*Given exercise*
Each line holding the word "page" counts once; give the total and nothing more.

*Source records*

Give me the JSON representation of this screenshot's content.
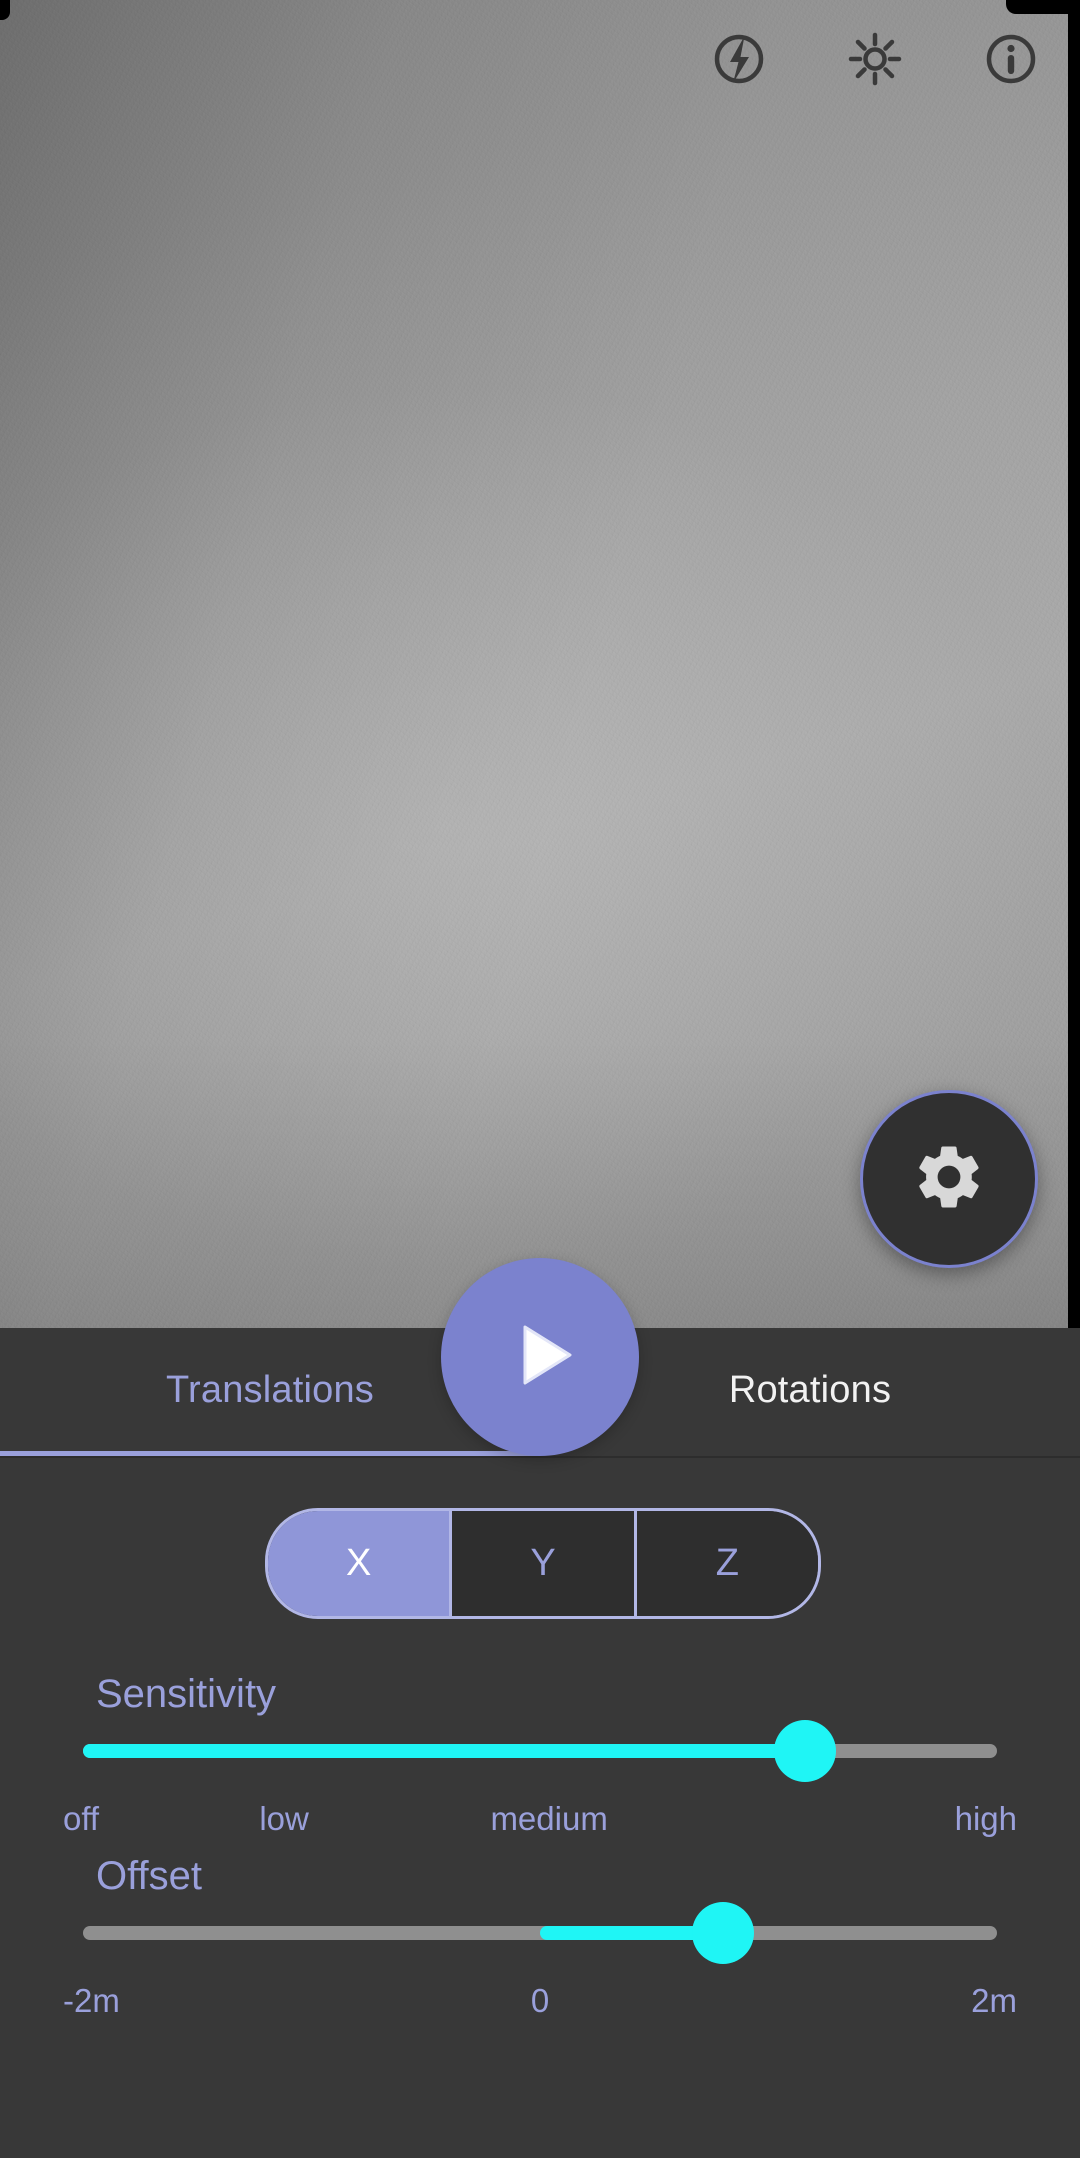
{
  "theme": {
    "accent_purple": "#9aa0db",
    "fab_purple": "#7b82ce",
    "slider_cyan": "#1ff5f5",
    "panel_bg": "#383838",
    "rail_gray": "#8f8f8f"
  },
  "camera": {
    "topbar_icons": [
      {
        "name": "flash-off-icon",
        "label": "Flash"
      },
      {
        "name": "brightness-icon",
        "label": "Brightness"
      },
      {
        "name": "info-icon",
        "label": "Info"
      }
    ],
    "settings_fab": {
      "icon": "gear-icon",
      "label": "Settings"
    }
  },
  "play_button": {
    "icon": "play-icon",
    "label": "Play"
  },
  "tabs": [
    {
      "label": "Translations",
      "active": true
    },
    {
      "label": "Rotations",
      "active": false
    }
  ],
  "axis_selector": {
    "options": [
      {
        "label": "X",
        "selected": true
      },
      {
        "label": "Y",
        "selected": false
      },
      {
        "label": "Z",
        "selected": false
      }
    ]
  },
  "sliders": [
    {
      "title": "Sensitivity",
      "mode": "from-start",
      "value_pct": 79,
      "fill_start_pct": 0,
      "ticks": [
        {
          "label": "off",
          "pos_pct": 0
        },
        {
          "label": "low",
          "pos_pct": 22
        },
        {
          "label": "medium",
          "pos_pct": 51
        },
        {
          "label": "high",
          "pos_pct": 100
        }
      ]
    },
    {
      "title": "Offset",
      "mode": "from-center",
      "value_pct": 70,
      "fill_start_pct": 50,
      "ticks": [
        {
          "label": "-2m",
          "pos_pct": 0
        },
        {
          "label": "0",
          "pos_pct": 50
        },
        {
          "label": "2m",
          "pos_pct": 100
        }
      ]
    }
  ]
}
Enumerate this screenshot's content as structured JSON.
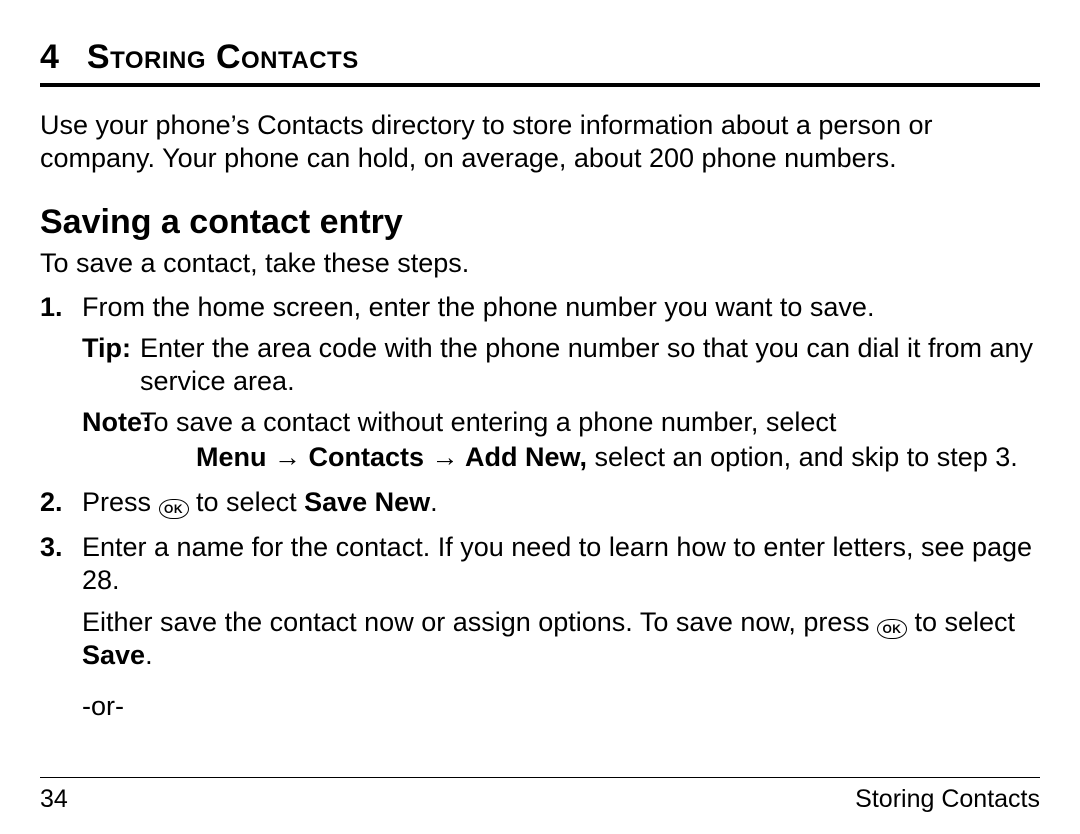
{
  "chapter": {
    "number": "4",
    "title": "Storing Contacts"
  },
  "intro": "Use your phone’s Contacts directory to store information about a person or company. Your phone can hold, on average, about 200 phone numbers.",
  "section": {
    "title": "Saving a contact entry",
    "lead": "To save a contact, take these steps."
  },
  "steps": {
    "s1": {
      "num": "1.",
      "text": "From the home screen, enter the phone number you want to save.",
      "tip_label": "Tip:",
      "tip_body": "Enter the area code with the phone number so that you can dial it from any service area.",
      "note_label": "Note:",
      "note_body_a": "To save a contact without entering a phone number, select",
      "note_menu": "Menu → Contacts → Add New,",
      "note_body_b": " select an option, and skip to step 3."
    },
    "s2": {
      "num": "2.",
      "text_a": "Press ",
      "ok": "OK",
      "text_b": " to select ",
      "save_new": "Save New",
      "period": "."
    },
    "s3": {
      "num": "3.",
      "text": "Enter a name for the contact. If you need to learn how to enter letters, see page 28.",
      "extra_a": "Either save the contact now or assign options. To save now, press ",
      "ok": "OK",
      "extra_b": " to select ",
      "save": "Save",
      "period": ".",
      "or": "-or-"
    }
  },
  "footer": {
    "page": "34",
    "running": "Storing Contacts"
  }
}
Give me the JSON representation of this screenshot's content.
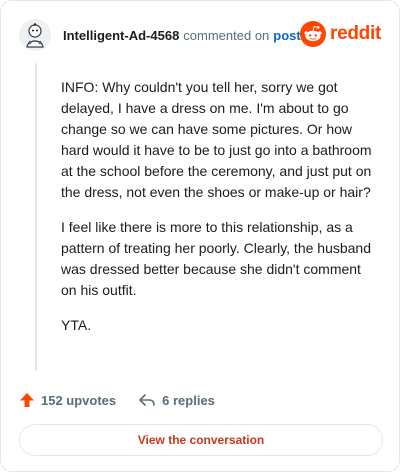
{
  "header": {
    "username": "Intelligent-Ad-4568",
    "action_text": "commented on",
    "post_link": "post",
    "logo_text": "reddit"
  },
  "comment": {
    "paragraphs": [
      "INFO: Why couldn't you tell her, sorry we got delayed, I have a dress on me. I'm about to go change so we can have some pictures. Or how hard would it have to be to just go into a bathroom at the school before the ceremony, and just put on the dress, not even the shoes or make-up or hair?",
      "I feel like there is more to this relationship, as a pattern of treating her poorly. Clearly, the husband was dressed better because she didn't comment on his outfit.",
      "YTA."
    ]
  },
  "footer": {
    "upvotes": "152 upvotes",
    "replies": "6 replies"
  },
  "cta": {
    "label": "View the conversation"
  },
  "colors": {
    "brand": "#ff4500",
    "link": "#0a66c2",
    "cta_text": "#c4381b",
    "muted": "#576f76"
  }
}
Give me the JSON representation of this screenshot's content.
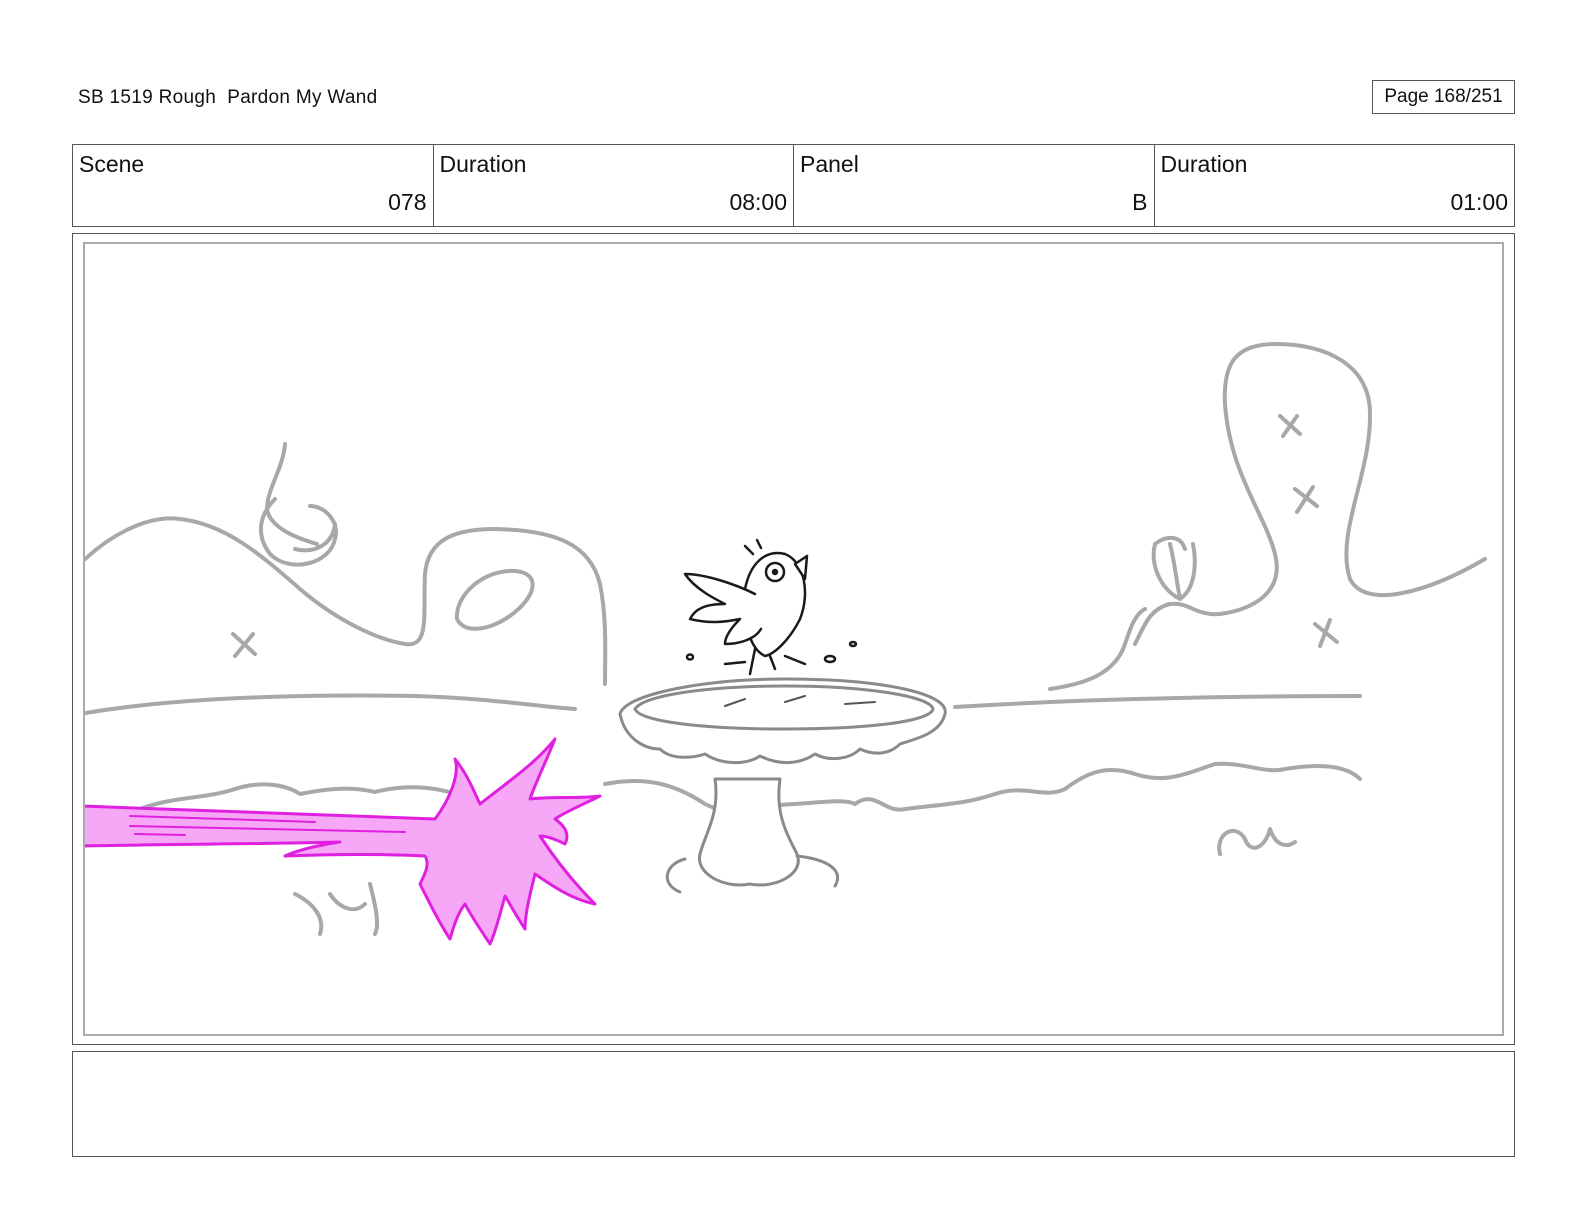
{
  "header": {
    "title": "SB 1519 Rough  Pardon My Wand",
    "page": "Page 168/251"
  },
  "info": {
    "scene_label": "Scene",
    "scene_value": "078",
    "duration_label": "Duration",
    "duration_value": "08:00",
    "panel_label": "Panel",
    "panel_value": "B",
    "panel_duration_label": "Duration",
    "panel_duration_value": "01:00"
  },
  "notes": {
    "text": ""
  },
  "colors": {
    "sketch_gray": "#9e9e9e",
    "ink_black": "#1a1a1a",
    "magic_magenta": "#e020e0",
    "magic_fill": "#f6a8f6"
  }
}
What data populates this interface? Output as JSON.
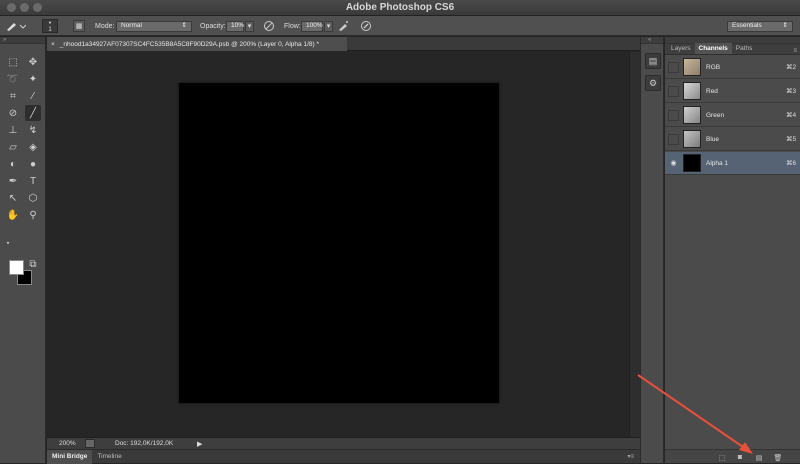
{
  "app": {
    "title": "Adobe Photoshop CS6"
  },
  "options_bar": {
    "brush_size": "1",
    "mode_label": "Mode:",
    "mode_value": "Normal",
    "opacity_label": "Opacity:",
    "opacity_value": "10%",
    "flow_label": "Flow:",
    "flow_value": "100%",
    "workspace": "Essentials"
  },
  "document": {
    "tab_title": "_nhood1a34927AF07307SC4FC535B8A5C8F90D29A.psb @ 200% (Layer 0, Alpha 1/8) *",
    "close_glyph": "×"
  },
  "status": {
    "zoom": "200%",
    "doc_info": "Doc: 192,0K/192,0K"
  },
  "bottom_tabs": [
    "Mini Bridge",
    "Timeline"
  ],
  "panel": {
    "tabs": [
      "Layers",
      "Channels",
      "Paths"
    ],
    "active_tab": "Channels",
    "channels": [
      {
        "name": "RGB",
        "shortcut": "⌘2",
        "visible": false,
        "selected": false
      },
      {
        "name": "Red",
        "shortcut": "⌘3",
        "visible": false,
        "selected": false
      },
      {
        "name": "Green",
        "shortcut": "⌘4",
        "visible": false,
        "selected": false
      },
      {
        "name": "Blue",
        "shortcut": "⌘5",
        "visible": false,
        "selected": false
      },
      {
        "name": "Alpha 1",
        "shortcut": "⌘6",
        "visible": true,
        "selected": true
      }
    ]
  },
  "colors": {
    "annotation_arrow": "#e8503a",
    "selected_row": "#556374",
    "canvas": "#000000"
  }
}
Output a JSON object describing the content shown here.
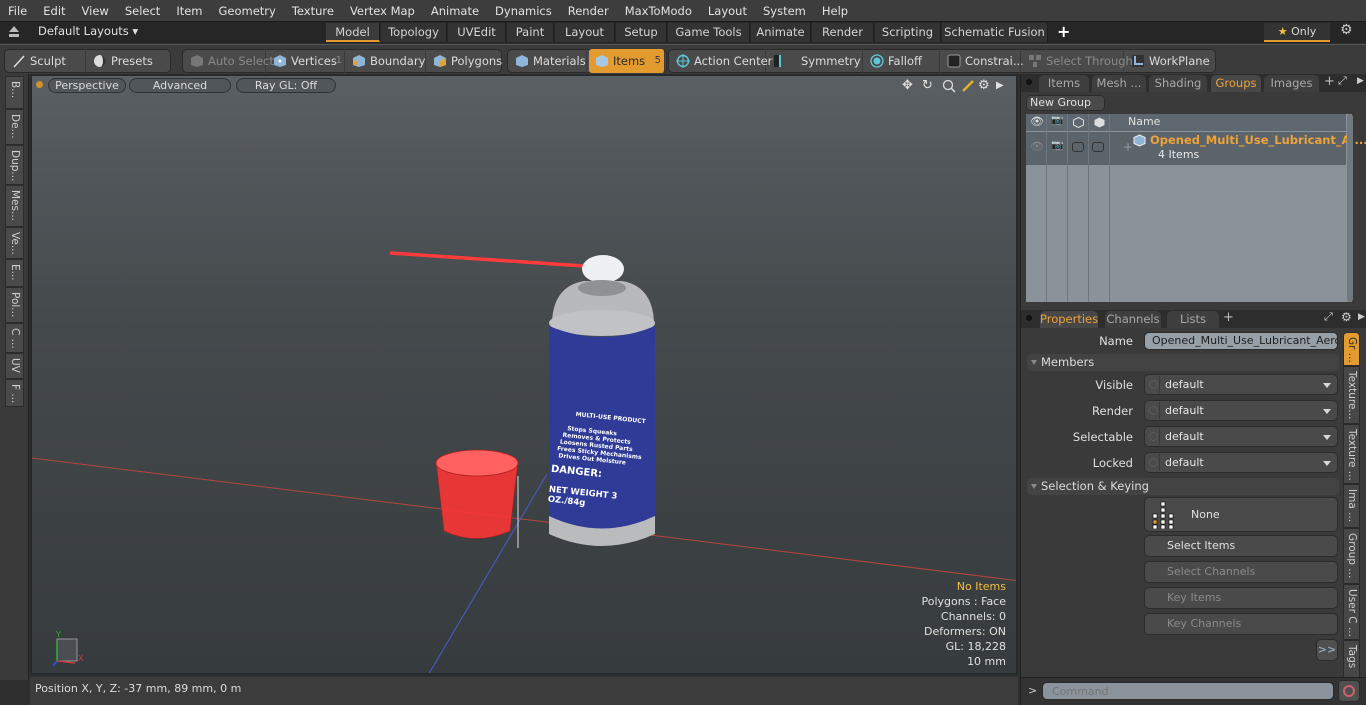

*Output of the exercise*
3